(YOUR ASSIGNMENT): Reproduce the passage of the Mac tips text word for word, starting at "Something up with" and ending at "message in OmniFocus.".

(GIVEN TEXT):
It seems like there are other files there too, and I wasn’t sure if deleting it would just make sense. The solution? System Preferences -> iCloud then toggle iCloud Drive off. There is a warning about how it will delete all iCloud documents from your Mac. Its all good considering this is supposed to be saved in the cloud right? Restart it, and voila, you see the directory go down to 0 bytes.

Something up with the bird daemon? I don’t know if brctl would help in any way, so I’m happy there’s an easier way to recover lost space.

OmniFocus Clip-o-Tron

I use OmniFocus and Apple Mail quite religiously. Sure there’s the wonders of GMail, but I’m an offline email kind of guy. What is not immediately obvious is how one can make a task from an email message in OmniFocus.

You want the OmniFocus Clip-o-Tron. I only recently just discovered it, and its one of those things you wonder why The Omni Group did not just install by default. It makes so much sense. It helps with GTD, after all, isn’t Mail the app where a lot of people spend their times and lives in?

Makes me wonder what else I’ve been missing out from using. This alongside MsgFiler are great tools to improve your Mail productivity.

(EXTRACTED INFORMATION):
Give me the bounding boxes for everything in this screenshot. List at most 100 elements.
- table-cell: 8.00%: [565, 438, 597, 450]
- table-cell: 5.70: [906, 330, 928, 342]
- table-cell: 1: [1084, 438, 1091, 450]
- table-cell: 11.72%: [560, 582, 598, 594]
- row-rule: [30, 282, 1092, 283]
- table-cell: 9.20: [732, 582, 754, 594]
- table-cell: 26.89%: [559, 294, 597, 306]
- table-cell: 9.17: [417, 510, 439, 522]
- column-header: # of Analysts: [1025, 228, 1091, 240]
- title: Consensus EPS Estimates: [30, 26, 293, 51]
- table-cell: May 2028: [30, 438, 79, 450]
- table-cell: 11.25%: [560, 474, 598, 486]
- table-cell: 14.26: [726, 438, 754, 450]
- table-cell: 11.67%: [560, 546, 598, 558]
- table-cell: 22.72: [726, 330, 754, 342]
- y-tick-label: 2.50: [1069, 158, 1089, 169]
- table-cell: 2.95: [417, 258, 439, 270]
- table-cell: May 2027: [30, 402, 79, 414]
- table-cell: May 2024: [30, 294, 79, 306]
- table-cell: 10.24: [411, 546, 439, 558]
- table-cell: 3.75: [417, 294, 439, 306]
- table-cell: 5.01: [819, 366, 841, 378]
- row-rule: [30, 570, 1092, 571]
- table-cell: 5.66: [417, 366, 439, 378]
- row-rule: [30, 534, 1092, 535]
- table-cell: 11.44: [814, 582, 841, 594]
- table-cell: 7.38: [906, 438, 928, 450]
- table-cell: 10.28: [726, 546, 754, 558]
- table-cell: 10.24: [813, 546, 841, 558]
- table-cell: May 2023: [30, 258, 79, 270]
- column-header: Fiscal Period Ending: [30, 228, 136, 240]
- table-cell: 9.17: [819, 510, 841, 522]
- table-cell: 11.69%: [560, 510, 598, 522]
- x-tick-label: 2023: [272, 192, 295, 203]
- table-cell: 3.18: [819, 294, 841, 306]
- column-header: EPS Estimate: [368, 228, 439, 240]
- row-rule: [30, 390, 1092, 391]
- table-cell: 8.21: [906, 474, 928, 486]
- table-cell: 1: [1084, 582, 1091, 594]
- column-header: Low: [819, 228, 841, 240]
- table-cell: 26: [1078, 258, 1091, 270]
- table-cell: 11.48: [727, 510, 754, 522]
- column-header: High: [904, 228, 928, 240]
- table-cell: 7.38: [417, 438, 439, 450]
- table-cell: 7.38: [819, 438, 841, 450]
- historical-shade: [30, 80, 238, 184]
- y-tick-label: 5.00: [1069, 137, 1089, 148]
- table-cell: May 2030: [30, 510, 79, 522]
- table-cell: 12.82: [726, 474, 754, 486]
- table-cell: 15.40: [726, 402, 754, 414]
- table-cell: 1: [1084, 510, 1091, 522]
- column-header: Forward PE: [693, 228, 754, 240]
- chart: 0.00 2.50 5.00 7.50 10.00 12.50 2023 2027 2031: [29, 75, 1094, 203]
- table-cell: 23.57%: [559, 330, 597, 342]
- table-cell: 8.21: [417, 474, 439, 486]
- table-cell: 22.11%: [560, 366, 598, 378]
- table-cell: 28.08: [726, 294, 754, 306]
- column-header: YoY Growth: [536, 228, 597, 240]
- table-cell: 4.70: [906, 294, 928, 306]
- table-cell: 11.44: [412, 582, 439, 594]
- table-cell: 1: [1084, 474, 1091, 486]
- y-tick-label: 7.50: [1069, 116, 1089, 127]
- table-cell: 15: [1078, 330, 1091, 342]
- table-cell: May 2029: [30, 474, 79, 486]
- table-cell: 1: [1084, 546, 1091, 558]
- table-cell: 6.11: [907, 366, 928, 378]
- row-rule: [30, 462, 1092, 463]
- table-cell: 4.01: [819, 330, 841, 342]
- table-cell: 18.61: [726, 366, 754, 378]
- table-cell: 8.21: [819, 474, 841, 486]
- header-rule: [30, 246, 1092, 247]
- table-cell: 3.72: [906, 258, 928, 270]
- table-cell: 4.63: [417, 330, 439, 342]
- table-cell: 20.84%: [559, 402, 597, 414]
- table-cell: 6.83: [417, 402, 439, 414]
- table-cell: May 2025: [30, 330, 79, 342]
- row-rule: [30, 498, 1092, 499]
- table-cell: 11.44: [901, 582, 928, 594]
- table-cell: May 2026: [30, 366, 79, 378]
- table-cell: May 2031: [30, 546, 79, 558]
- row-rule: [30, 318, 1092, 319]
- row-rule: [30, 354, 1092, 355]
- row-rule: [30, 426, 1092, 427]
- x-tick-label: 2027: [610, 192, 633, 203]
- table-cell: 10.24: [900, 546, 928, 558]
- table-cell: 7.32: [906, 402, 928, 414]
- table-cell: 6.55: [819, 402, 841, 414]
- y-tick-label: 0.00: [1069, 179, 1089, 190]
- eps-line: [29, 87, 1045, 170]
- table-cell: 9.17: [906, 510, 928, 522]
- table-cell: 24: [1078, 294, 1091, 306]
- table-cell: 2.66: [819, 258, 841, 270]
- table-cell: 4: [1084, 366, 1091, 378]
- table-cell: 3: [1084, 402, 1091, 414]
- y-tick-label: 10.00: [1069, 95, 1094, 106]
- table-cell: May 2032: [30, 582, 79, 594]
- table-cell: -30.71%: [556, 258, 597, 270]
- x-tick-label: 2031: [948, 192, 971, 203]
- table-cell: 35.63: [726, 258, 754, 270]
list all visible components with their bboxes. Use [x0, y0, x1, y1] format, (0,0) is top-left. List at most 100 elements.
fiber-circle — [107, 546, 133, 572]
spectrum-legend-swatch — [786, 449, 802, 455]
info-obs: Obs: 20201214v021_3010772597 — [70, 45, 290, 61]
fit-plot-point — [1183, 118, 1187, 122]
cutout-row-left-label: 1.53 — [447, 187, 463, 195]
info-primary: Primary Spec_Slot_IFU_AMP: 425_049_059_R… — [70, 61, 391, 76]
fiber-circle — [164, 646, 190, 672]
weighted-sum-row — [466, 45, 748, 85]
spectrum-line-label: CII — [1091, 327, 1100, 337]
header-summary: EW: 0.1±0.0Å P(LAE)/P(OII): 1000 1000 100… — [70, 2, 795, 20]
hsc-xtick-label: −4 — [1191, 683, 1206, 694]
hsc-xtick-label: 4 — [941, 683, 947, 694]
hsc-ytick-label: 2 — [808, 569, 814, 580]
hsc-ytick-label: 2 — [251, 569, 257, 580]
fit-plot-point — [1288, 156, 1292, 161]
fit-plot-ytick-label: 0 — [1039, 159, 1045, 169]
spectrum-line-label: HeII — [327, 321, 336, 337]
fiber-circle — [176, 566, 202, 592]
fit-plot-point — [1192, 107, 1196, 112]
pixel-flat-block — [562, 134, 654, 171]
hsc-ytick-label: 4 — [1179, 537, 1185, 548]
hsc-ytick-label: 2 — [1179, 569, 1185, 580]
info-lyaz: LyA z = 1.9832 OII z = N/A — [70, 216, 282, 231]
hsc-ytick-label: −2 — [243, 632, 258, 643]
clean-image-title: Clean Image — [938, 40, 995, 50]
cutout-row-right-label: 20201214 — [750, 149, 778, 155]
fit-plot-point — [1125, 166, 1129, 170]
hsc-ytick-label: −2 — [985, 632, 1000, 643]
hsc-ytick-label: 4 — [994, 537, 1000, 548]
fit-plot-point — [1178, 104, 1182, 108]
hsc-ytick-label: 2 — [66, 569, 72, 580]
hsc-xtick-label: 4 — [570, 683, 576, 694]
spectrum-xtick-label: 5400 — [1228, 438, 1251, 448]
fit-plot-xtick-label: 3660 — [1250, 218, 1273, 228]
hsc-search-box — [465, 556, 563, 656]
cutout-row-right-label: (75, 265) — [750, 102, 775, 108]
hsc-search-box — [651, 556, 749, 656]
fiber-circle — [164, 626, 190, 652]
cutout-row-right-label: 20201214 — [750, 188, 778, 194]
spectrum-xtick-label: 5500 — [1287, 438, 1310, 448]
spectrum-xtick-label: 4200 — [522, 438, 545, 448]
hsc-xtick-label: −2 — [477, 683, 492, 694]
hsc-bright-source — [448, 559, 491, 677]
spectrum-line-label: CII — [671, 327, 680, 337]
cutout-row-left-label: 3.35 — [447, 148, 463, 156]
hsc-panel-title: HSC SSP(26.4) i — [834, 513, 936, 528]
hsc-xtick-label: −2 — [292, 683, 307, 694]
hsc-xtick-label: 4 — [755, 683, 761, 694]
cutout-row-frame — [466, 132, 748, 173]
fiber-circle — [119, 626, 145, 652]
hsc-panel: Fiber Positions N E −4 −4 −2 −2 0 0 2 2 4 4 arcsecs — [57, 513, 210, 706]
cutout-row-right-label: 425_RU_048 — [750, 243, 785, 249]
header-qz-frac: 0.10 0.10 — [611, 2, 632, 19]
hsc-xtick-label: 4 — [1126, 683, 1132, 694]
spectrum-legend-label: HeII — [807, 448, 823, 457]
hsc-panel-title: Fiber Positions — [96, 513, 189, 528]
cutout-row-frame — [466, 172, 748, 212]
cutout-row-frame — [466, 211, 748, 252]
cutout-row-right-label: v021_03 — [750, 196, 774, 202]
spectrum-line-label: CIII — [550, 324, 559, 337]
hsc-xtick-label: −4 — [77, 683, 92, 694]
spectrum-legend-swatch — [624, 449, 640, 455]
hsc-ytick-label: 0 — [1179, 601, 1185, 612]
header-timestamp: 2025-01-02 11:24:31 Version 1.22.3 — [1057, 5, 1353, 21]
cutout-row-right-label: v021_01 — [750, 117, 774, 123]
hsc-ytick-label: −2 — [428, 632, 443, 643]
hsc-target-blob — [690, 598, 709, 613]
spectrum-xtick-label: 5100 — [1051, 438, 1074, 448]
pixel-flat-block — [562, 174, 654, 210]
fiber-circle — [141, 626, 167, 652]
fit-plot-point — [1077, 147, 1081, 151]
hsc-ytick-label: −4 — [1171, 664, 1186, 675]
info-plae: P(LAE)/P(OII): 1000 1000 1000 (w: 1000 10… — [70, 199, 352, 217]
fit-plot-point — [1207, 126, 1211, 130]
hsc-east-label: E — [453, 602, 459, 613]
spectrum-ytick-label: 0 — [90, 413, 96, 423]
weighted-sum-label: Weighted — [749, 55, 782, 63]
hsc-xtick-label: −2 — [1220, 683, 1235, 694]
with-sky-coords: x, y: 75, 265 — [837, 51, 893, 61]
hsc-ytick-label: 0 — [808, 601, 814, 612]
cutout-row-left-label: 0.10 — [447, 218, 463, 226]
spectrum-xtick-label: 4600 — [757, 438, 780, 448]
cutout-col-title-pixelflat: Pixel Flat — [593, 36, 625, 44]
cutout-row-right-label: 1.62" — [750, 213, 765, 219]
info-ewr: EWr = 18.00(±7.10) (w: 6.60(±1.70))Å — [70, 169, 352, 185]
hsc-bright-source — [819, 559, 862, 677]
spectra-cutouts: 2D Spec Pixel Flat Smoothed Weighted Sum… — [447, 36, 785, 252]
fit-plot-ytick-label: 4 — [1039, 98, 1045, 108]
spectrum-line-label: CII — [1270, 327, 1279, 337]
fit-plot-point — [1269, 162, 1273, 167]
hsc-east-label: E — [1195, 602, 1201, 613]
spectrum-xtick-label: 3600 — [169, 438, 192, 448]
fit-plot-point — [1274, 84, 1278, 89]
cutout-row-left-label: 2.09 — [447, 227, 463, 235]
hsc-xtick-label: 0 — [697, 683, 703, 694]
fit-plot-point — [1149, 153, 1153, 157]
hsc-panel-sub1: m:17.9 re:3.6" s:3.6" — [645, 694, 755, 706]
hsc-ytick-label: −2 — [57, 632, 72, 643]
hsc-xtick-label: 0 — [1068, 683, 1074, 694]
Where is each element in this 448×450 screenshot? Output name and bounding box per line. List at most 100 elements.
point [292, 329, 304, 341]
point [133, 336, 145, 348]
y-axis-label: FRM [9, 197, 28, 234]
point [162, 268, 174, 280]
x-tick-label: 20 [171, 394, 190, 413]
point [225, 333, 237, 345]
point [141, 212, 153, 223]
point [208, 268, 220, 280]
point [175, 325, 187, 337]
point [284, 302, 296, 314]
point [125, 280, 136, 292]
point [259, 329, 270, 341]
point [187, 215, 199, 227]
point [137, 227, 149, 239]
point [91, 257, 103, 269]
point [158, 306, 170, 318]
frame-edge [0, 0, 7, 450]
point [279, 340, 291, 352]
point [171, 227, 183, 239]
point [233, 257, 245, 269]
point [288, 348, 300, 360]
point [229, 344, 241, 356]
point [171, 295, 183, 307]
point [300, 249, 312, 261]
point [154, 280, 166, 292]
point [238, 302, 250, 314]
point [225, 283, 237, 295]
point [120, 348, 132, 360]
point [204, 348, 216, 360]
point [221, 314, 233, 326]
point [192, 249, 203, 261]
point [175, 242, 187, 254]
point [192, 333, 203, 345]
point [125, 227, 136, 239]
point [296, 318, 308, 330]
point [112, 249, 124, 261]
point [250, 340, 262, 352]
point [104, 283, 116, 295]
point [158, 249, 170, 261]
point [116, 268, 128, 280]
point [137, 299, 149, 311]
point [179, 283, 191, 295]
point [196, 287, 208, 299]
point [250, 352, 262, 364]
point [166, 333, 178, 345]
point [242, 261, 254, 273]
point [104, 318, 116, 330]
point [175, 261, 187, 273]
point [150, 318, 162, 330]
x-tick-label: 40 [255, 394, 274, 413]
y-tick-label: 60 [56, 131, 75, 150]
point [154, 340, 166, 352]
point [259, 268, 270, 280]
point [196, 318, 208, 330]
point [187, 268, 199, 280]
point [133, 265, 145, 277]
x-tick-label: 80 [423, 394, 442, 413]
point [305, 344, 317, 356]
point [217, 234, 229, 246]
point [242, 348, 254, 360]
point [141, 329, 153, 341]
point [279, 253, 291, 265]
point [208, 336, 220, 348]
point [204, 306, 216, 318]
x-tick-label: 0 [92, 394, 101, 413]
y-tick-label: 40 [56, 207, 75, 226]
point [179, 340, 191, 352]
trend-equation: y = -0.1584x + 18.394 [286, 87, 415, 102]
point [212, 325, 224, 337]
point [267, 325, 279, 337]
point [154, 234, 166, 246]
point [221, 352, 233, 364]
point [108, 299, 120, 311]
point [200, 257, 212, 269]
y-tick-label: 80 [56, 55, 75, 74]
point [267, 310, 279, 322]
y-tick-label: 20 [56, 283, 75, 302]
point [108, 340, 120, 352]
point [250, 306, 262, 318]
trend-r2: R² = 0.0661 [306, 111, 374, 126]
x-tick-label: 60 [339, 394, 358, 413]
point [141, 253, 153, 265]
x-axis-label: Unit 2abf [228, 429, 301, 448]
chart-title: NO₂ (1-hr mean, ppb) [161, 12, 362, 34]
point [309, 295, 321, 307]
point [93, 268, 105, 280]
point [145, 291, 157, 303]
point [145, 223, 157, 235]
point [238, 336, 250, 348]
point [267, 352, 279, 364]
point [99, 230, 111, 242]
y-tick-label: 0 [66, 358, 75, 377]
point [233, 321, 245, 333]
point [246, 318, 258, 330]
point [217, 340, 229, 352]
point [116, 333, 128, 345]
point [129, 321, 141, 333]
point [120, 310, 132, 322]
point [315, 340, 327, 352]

(SOLUTION TO THIS TASK):
Something up with the bird daemon? I don’t know if brctl would help in any way, so I’m happy there’s an easier way to recover lost space.

OmniFocus Clip-o-Tron

I use OmniFocus and Apple Mail quite religiously. Sure there’s the wonders of GMail, but I’m an offline email kind of guy. What is not immediately obvious is how one can make a task from an email message in OmniFocus.